* **Dataset rows**:
********

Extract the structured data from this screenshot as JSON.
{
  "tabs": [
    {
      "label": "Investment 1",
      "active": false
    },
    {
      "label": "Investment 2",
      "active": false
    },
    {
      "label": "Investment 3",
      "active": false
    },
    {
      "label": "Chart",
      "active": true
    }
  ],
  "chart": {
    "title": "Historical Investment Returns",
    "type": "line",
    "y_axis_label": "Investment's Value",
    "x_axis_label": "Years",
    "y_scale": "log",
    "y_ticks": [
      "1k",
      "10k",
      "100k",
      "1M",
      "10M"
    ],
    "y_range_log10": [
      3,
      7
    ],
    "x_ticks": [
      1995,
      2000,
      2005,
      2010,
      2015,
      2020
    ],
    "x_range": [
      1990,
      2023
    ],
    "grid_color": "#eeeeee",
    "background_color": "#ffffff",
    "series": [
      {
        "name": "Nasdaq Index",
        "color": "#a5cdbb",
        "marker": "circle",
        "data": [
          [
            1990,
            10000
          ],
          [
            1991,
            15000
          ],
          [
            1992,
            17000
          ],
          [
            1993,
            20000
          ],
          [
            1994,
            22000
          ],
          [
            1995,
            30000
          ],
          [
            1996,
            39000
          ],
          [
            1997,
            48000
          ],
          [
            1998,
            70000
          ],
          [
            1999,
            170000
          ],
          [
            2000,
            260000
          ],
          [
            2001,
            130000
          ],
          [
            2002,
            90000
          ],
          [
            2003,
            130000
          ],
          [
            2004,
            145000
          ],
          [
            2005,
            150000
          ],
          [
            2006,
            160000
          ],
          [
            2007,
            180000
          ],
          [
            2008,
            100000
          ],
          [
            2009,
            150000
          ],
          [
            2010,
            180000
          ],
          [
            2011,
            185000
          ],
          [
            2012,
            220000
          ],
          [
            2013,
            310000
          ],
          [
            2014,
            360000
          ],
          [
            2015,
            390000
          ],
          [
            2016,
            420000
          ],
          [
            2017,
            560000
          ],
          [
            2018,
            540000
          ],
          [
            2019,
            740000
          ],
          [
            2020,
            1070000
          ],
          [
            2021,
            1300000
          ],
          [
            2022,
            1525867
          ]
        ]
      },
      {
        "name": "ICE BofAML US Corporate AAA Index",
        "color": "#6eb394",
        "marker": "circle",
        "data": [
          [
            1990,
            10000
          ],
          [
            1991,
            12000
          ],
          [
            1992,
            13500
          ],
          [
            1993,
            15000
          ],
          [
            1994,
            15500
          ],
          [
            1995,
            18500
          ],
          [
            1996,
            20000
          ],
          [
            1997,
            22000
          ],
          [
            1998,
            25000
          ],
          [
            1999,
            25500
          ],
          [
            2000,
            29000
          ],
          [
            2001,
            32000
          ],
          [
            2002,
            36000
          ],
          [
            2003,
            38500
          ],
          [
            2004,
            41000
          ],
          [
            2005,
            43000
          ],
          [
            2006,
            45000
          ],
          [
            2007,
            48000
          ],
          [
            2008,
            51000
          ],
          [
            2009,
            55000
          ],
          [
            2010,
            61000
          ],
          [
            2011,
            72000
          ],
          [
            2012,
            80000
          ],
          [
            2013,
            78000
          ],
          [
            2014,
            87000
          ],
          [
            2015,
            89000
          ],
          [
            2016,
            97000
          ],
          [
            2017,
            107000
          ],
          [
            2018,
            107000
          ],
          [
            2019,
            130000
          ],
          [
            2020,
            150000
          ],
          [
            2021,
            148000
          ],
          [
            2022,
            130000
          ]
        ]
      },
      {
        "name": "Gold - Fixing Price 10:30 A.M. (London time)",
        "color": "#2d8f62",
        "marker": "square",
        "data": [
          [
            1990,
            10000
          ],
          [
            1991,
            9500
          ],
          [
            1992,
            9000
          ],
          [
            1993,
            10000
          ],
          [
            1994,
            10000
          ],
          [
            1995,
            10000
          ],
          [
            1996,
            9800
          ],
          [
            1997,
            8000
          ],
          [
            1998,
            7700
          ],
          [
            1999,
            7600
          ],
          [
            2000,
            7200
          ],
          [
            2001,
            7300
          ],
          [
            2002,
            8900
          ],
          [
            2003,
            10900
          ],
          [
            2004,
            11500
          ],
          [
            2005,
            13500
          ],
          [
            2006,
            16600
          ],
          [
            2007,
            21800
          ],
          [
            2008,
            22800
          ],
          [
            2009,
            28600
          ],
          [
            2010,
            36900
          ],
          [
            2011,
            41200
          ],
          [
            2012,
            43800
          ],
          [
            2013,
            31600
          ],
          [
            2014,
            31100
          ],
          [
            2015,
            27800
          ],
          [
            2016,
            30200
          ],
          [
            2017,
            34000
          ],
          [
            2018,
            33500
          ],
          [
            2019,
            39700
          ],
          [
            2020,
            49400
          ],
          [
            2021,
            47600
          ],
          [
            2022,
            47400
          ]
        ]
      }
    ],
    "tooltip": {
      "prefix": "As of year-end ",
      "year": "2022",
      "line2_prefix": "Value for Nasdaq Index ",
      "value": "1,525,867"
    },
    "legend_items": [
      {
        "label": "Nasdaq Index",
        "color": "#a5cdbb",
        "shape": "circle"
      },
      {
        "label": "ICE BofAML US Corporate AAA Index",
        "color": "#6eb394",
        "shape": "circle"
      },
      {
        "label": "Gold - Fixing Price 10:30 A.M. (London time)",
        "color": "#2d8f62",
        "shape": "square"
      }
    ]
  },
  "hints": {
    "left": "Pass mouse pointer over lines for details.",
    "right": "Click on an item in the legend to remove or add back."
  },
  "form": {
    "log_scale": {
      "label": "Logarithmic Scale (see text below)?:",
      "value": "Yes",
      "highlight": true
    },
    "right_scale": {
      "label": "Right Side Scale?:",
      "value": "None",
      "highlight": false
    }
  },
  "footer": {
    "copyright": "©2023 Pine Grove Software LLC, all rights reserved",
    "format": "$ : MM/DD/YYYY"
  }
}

********

* **SHORT EXERCISE**: Recopy the whole listing exactly.

* **WRITTEN ANSWER**:
Extract the structured data from this screenshot as JSON.
{
  "tabs": [
    {
      "label": "Investment 1",
      "active": false
    },
    {
      "label": "Investment 2",
      "active": false
    },
    {
      "label": "Investment 3",
      "active": false
    },
    {
      "label": "Chart",
      "active": true
    }
  ],
  "chart": {
    "title": "Historical Investment Returns",
    "type": "line",
    "y_axis_label": "Investment's Value",
    "x_axis_label": "Years",
    "y_scale": "log",
    "y_ticks": [
      "1k",
      "10k",
      "100k",
      "1M",
      "10M"
    ],
    "y_range_log10": [
      3,
      7
    ],
    "x_ticks": [
      1995,
      2000,
      2005,
      2010,
      2015,
      2020
    ],
    "x_range": [
      1990,
      2023
    ],
    "grid_color": "#eeeeee",
    "background_color": "#ffffff",
    "series": [
      {
        "name": "Nasdaq Index",
        "color": "#a5cdbb",
        "marker": "circle",
        "data": [
          [
            1990,
            10000
          ],
          [
            1991,
            15000
          ],
          [
            1992,
            17000
          ],
          [
            1993,
            20000
          ],
          [
            1994,
            22000
          ],
          [
            1995,
            30000
          ],
          [
            1996,
            39000
          ],
          [
            1997,
            48000
          ],
          [
            1998,
            70000
          ],
          [
            1999,
            170000
          ],
          [
            2000,
            260000
          ],
          [
            2001,
            130000
          ],
          [
            2002,
            90000
          ],
          [
            2003,
            130000
          ],
          [
            2004,
            145000
          ],
          [
            2005,
            150000
          ],
          [
            2006,
            160000
          ],
          [
            2007,
            180000
          ],
          [
            2008,
            100000
          ],
          [
            2009,
            150000
          ],
          [
            2010,
            180000
          ],
          [
            2011,
            185000
          ],
          [
            2012,
            220000
          ],
          [
            2013,
            310000
          ],
          [
            2014,
            360000
          ],
          [
            2015,
            390000
          ],
          [
            2016,
            420000
          ],
          [
            2017,
            560000
          ],
          [
            2018,
            540000
          ],
          [
            2019,
            740000
          ],
          [
            2020,
            1070000
          ],
          [
            2021,
            1300000
          ],
          [
            2022,
            1525867
          ]
        ]
      },
      {
        "name": "ICE BofAML US Corporate AAA Index",
        "color": "#6eb394",
        "marker": "circle",
        "data": [
          [
            1990,
            10000
          ],
          [
            1991,
            12000
          ],
          [
            1992,
            13500
          ],
          [
            1993,
            15000
          ],
          [
            1994,
            15500
          ],
          [
            1995,
            18500
          ],
          [
            1996,
            20000
          ],
          [
            1997,
            22000
          ],
          [
            1998,
            25000
          ],
          [
            1999,
            25500
          ],
          [
            2000,
            29000
          ],
          [
            2001,
            32000
          ],
          [
            2002,
            36000
          ],
          [
            2003,
            38500
          ],
          [
            2004,
            41000
          ],
          [
            2005,
            43000
          ],
          [
            2006,
            45000
          ],
          [
            2007,
            48000
          ],
          [
            2008,
            51000
          ],
          [
            2009,
            55000
          ],
          [
            2010,
            61000
          ],
          [
            2011,
            72000
          ],
          [
            2012,
            80000
          ],
          [
            2013,
            78000
          ],
          [
            2014,
            87000
          ],
          [
            2015,
            89000
          ],
          [
            2016,
            97000
          ],
          [
            2017,
            107000
          ],
          [
            2018,
            107000
          ],
          [
            2019,
            130000
          ],
          [
            2020,
            150000
          ],
          [
            2021,
            148000
          ],
          [
            2022,
            130000
          ]
        ]
      },
      {
        "name": "Gold - Fixing Price 10:30 A.M. (London time)",
        "color": "#2d8f62",
        "marker": "square",
        "data": [
          [
            1990,
            10000
          ],
          [
            1991,
            9500
          ],
          [
            1992,
            9000
          ],
          [
            1993,
            10000
          ],
          [
            1994,
            10000
          ],
          [
            1995,
            10000
          ],
          [
            1996,
            9800
          ],
          [
            1997,
            8000
          ],
          [
            1998,
            7700
          ],
          [
            1999,
            7600
          ],
          [
            2000,
            7200
          ],
          [
            2001,
            7300
          ],
          [
            2002,
            8900
          ],
          [
            2003,
            10900
          ],
          [
            2004,
            11500
          ],
          [
            2005,
            13500
          ],
          [
            2006,
            16600
          ],
          [
            2007,
            21800
          ],
          [
            2008,
            22800
          ],
          [
            2009,
            28600
          ],
          [
            2010,
            36900
          ],
          [
            2011,
            41200
          ],
          [
            2012,
            43800
          ],
          [
            2013,
            31600
          ],
          [
            2014,
            31100
          ],
          [
            2015,
            27800
          ],
          [
            2016,
            30200
          ],
          [
            2017,
            34000
          ],
          [
            2018,
            33500
          ],
          [
            2019,
            39700
          ],
          [
            2020,
            49400
          ],
          [
            2021,
            47600
          ],
          [
            2022,
            47400
          ]
        ]
      }
    ],
    "tooltip": {
      "prefix": "As of year-end ",
      "year": "2022",
      "line2_prefix": "Value for Nasdaq Index ",
      "value": "1,525,867"
    },
    "legend_items": [
      {
        "label": "Nasdaq Index",
        "color": "#a5cdbb",
        "shape": "circle"
      },
      {
        "label": "ICE BofAML US Corporate AAA Index",
        "color": "#6eb394",
        "shape": "circle"
      },
      {
        "label": "Gold - Fixing Price 10:30 A.M. (London time)",
        "color": "#2d8f62",
        "shape": "square"
      }
    ]
  },
  "hints": {
    "left": "Pass mouse pointer over lines for details.",
    "right": "Click on an item in the legend to remove or add back."
  },
  "form": {
    "log_scale": {
      "label": "Logarithmic Scale (see text below)?:",
      "value": "Yes",
      "highlight": true
    },
    "right_scale": {
      "label": "Right Side Scale?:",
      "value": "None",
      "highlight": false
    }
  },
  "footer": {
    "copyright": "©2023 Pine Grove Software LLC, all rights reserved",
    "format": "$ : MM/DD/YYYY"
  }
}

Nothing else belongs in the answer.